EXERCISE INSTRUCTIONS> Each line that holds the word "佶屈聱牙" is to be identified and copied.

EXERCISE MATERIAL>
○ ○ ○

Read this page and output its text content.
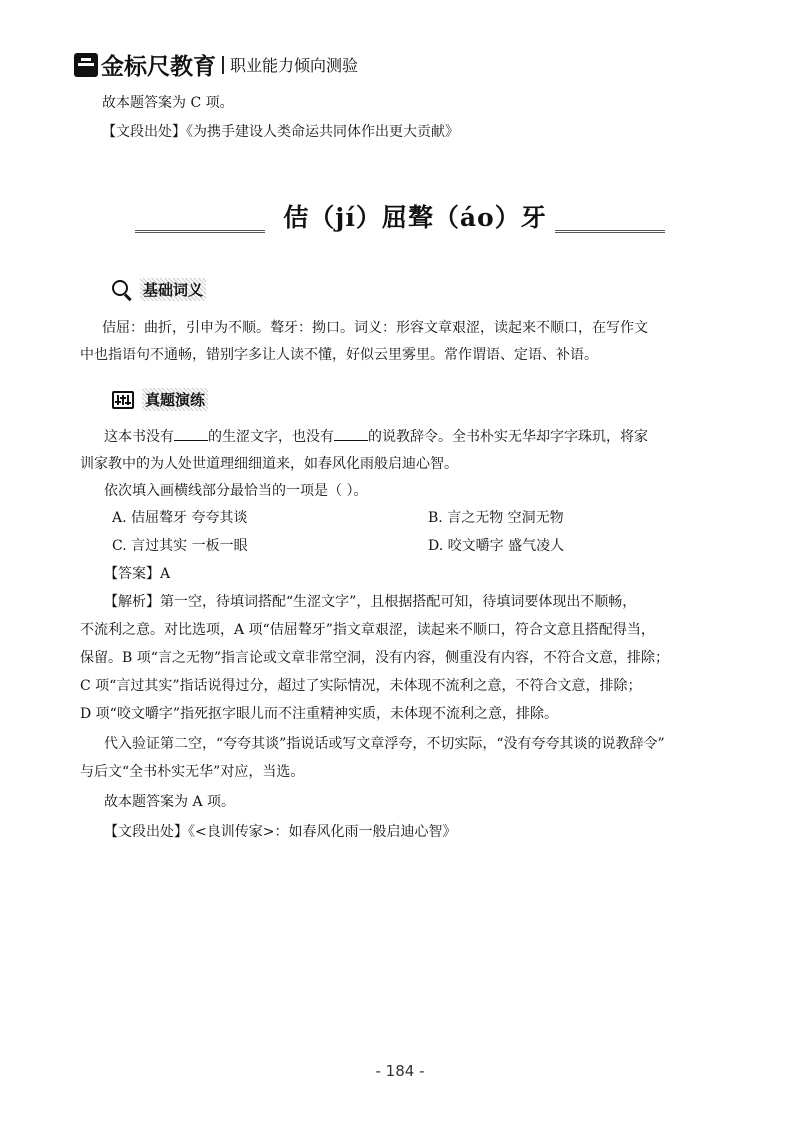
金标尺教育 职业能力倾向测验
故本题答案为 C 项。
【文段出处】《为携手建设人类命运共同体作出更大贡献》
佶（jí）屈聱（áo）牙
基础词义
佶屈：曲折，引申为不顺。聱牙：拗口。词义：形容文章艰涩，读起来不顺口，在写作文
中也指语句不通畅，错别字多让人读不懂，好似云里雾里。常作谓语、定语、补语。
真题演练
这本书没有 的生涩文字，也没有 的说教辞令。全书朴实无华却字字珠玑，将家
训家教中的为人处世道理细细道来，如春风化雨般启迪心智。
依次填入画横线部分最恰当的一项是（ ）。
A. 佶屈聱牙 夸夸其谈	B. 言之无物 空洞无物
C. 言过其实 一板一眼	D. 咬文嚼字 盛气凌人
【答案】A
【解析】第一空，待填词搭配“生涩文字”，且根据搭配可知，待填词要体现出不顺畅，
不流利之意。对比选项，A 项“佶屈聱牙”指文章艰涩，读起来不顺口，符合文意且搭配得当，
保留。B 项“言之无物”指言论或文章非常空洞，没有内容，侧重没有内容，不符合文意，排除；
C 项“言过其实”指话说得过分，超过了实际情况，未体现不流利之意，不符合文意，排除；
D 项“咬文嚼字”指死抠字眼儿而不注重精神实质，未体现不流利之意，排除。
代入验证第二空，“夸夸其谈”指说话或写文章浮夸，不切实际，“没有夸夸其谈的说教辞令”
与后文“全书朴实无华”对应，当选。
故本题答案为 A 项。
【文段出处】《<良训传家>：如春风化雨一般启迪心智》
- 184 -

○ ○ ○

SOLUTION BELOW>
A. 佶屈聱牙 夸夸其谈	B. 言之无物 空洞无物
不流利之意。对比选项，A 项“佶屈聱牙”指文章艰涩，读起来不顺口，符合文意且搭配得当，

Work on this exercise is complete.